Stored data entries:
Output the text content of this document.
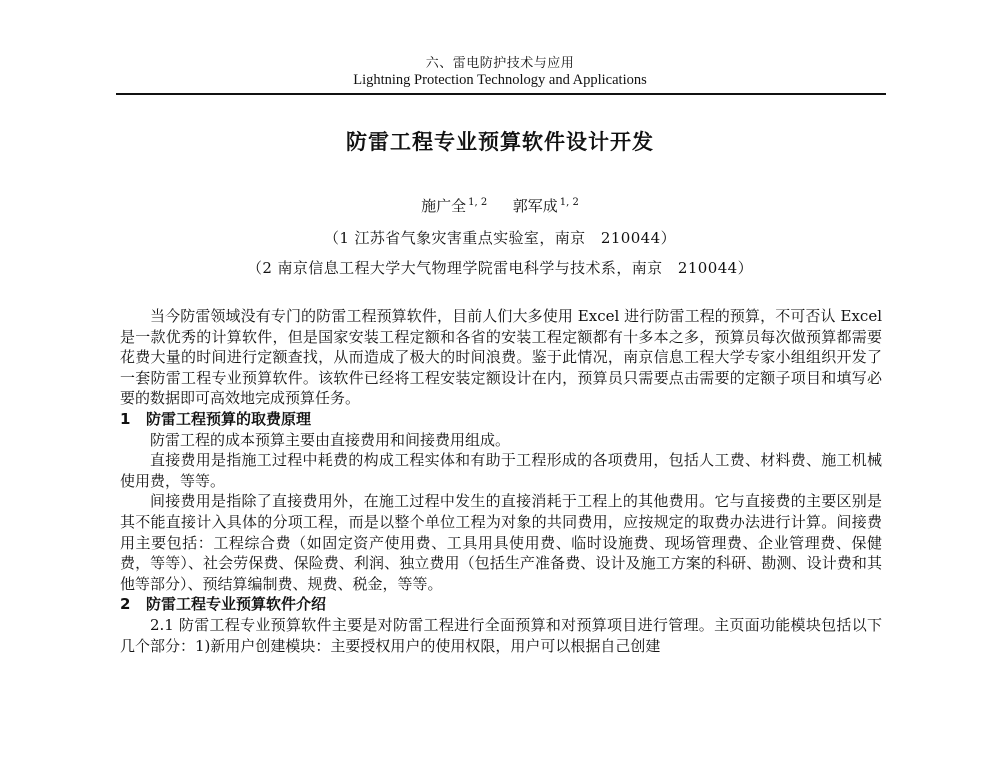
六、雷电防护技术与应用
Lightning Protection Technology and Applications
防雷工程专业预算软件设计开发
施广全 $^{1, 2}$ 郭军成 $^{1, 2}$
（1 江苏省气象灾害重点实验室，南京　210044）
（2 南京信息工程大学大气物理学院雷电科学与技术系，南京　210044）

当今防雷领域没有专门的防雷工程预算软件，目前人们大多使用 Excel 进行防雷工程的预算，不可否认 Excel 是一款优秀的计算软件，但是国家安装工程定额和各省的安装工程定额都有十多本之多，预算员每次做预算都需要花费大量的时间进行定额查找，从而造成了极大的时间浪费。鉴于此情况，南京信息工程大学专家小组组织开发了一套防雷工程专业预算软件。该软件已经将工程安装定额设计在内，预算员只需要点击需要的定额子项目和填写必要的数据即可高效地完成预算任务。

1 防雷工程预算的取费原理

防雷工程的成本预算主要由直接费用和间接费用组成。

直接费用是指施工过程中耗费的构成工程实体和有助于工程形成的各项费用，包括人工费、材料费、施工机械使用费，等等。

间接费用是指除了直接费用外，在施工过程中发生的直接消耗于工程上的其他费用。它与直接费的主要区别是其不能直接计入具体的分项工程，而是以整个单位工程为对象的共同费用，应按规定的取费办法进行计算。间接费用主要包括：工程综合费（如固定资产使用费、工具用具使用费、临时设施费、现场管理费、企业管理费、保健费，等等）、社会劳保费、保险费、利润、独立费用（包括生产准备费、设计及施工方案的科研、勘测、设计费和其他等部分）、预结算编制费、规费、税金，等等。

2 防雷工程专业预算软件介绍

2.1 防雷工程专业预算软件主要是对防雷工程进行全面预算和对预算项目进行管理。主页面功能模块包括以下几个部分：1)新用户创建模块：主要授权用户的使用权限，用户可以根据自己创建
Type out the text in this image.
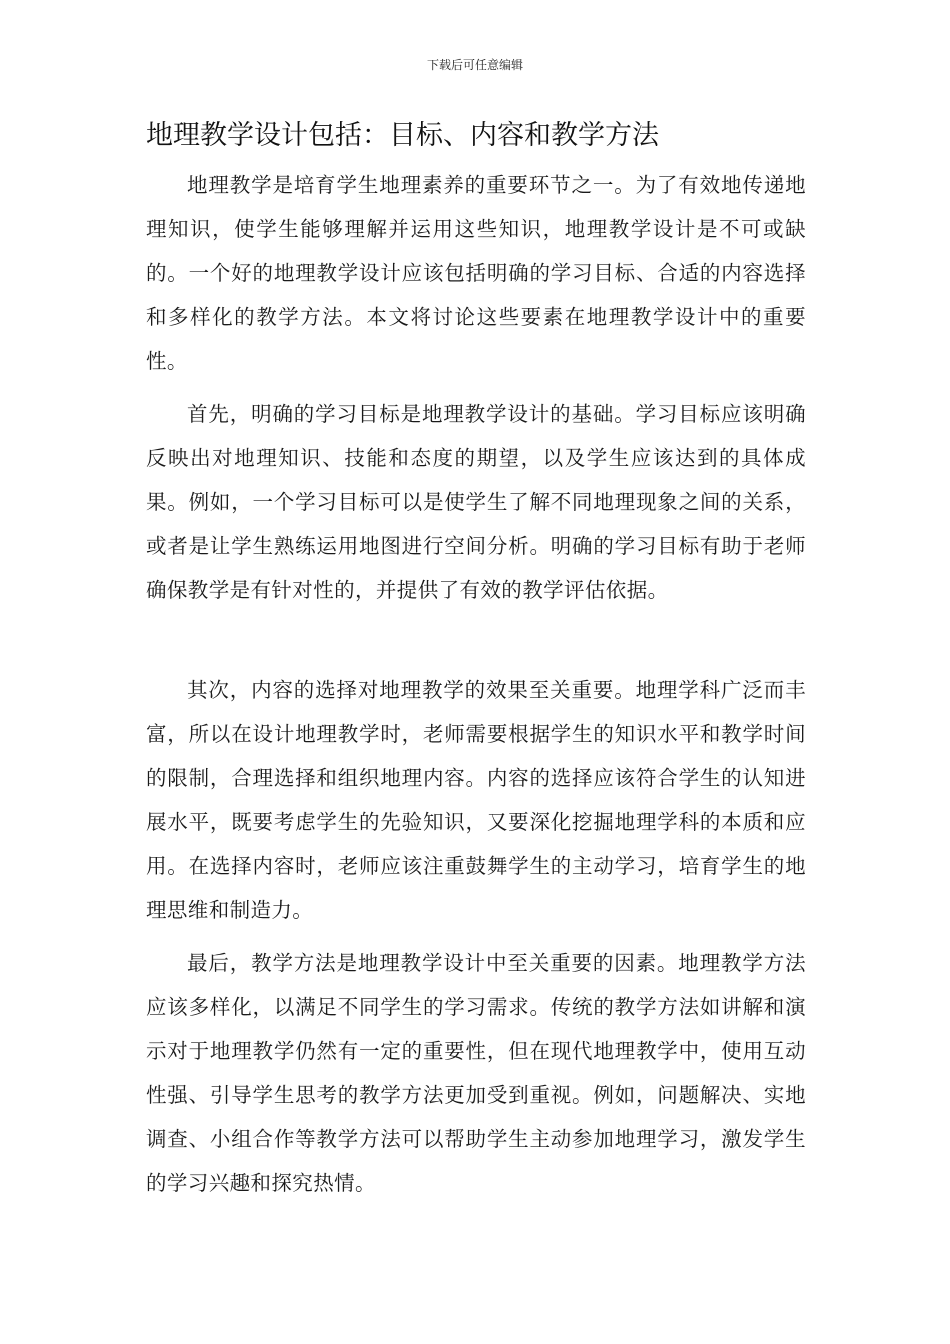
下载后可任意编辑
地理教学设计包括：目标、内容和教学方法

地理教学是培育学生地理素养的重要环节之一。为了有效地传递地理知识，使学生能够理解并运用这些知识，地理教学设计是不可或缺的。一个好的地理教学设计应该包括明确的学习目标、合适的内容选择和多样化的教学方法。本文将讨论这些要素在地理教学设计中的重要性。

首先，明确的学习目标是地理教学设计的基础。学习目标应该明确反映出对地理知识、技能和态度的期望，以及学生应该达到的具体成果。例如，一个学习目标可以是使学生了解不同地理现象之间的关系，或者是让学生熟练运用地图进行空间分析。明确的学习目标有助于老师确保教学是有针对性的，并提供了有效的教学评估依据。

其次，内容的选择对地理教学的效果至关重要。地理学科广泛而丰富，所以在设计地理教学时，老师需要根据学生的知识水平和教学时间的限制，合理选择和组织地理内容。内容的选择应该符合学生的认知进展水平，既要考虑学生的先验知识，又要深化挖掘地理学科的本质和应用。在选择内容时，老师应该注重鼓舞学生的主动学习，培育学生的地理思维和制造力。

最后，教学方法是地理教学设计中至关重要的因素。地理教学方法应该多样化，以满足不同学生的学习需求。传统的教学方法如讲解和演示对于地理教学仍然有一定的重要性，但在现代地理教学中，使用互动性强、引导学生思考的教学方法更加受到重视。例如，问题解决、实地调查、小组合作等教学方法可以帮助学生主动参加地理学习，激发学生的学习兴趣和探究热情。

--

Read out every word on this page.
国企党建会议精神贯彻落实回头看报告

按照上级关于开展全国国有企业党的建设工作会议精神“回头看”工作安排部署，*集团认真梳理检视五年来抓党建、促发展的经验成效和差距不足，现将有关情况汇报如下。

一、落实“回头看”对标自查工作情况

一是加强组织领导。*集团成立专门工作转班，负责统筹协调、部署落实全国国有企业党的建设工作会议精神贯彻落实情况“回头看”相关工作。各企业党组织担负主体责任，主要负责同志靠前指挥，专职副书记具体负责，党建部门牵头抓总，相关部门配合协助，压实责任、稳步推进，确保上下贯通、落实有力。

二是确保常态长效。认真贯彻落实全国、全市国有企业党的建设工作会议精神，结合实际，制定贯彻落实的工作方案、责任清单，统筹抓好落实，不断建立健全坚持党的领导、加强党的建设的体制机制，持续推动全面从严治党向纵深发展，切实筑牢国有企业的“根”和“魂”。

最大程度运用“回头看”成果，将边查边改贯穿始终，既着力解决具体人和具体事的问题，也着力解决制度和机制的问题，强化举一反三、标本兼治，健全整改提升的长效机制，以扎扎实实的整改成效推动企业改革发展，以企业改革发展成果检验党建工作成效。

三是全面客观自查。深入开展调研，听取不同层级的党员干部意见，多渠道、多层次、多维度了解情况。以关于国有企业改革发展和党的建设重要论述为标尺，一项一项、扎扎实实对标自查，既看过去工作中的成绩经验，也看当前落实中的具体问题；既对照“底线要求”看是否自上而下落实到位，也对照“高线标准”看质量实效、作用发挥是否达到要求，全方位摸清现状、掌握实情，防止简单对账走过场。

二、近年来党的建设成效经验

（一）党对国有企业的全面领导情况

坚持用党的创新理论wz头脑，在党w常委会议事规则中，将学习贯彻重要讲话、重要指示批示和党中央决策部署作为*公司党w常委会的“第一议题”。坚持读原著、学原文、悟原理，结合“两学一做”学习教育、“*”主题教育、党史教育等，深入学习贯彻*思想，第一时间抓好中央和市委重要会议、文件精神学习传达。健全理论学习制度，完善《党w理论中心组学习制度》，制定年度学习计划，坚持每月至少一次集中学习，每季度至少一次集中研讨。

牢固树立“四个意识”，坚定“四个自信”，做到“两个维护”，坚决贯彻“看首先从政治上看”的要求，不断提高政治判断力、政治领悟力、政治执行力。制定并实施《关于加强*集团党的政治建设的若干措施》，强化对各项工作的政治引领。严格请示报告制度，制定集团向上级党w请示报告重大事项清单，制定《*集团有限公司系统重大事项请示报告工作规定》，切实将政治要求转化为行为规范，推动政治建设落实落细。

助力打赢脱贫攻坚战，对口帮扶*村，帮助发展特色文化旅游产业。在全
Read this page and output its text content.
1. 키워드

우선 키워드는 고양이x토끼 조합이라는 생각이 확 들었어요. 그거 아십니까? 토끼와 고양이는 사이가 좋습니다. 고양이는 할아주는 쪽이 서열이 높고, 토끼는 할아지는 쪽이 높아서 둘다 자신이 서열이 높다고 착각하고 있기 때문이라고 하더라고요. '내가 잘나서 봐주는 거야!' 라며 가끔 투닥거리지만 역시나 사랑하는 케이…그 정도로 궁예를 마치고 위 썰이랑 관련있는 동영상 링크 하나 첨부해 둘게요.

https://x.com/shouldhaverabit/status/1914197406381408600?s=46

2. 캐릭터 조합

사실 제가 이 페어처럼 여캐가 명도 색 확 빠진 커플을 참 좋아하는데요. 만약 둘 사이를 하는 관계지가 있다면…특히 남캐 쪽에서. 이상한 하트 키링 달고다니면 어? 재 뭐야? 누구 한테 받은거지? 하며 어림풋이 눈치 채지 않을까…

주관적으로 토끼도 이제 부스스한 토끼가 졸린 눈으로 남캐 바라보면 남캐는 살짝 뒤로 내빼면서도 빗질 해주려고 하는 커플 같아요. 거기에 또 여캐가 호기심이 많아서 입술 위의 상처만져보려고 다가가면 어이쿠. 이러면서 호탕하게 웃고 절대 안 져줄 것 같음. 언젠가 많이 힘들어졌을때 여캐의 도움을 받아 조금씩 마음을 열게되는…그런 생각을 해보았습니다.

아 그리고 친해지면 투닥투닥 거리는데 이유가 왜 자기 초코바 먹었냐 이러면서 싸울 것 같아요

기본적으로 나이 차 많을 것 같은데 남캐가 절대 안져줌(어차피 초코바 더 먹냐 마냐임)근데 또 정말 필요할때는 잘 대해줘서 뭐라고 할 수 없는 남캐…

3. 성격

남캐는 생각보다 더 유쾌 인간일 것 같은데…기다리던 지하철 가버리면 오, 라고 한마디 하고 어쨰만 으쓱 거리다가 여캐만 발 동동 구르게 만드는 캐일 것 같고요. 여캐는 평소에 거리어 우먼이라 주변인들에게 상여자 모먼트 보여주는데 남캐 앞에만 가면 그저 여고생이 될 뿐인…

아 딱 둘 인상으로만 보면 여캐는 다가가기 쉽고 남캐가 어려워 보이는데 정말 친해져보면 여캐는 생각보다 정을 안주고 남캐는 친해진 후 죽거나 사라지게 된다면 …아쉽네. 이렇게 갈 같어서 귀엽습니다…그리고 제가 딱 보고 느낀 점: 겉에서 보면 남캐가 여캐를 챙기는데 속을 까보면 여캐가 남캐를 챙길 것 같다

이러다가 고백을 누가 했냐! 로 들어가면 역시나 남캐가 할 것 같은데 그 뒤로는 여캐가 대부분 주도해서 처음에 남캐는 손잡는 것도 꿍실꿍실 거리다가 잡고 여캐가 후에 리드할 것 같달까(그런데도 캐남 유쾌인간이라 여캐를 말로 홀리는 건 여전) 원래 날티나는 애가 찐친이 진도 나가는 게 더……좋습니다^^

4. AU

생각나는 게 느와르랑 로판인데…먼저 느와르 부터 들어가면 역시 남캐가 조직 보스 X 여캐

...

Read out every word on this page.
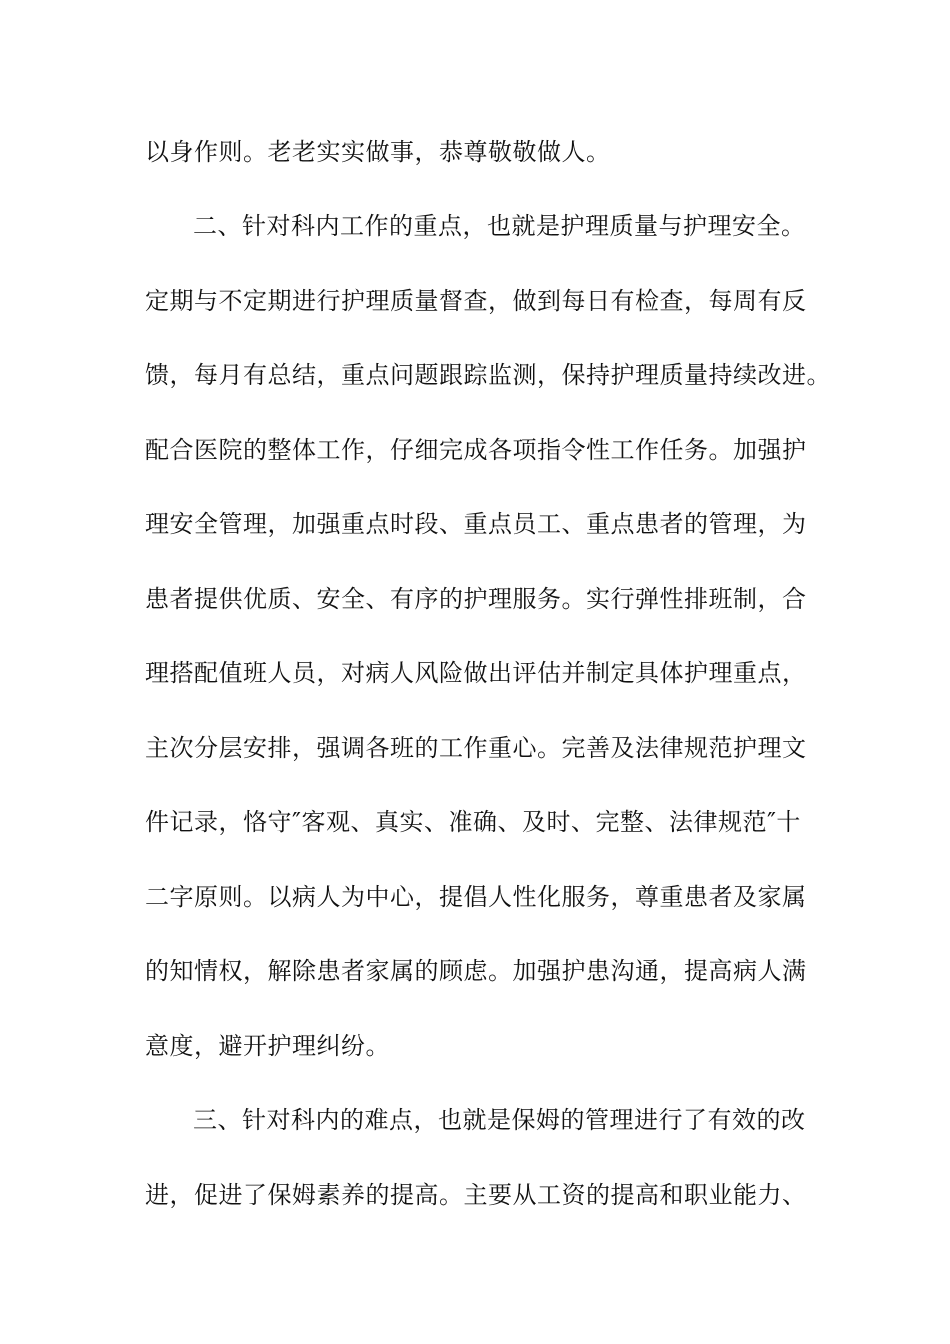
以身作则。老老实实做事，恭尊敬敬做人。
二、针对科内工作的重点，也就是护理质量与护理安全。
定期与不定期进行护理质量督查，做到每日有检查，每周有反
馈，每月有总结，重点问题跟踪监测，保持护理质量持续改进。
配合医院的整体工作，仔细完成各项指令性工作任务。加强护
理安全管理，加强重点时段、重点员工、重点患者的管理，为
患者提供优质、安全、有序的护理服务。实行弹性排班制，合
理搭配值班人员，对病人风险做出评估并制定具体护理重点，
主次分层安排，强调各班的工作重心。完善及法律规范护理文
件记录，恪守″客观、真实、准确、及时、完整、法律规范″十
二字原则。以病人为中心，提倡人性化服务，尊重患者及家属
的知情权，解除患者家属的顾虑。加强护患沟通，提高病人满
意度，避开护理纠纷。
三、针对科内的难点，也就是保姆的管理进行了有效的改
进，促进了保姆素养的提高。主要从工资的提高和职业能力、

§ THE PROBLEM: Check each line of the records above for "this", and copy those that have it.

§ COMPLETE OUTPUT:
Output the text content of this document.
Type out the text in this image.
Read out every word on this page.
Read this page and output its text content.
Read out every word on this page.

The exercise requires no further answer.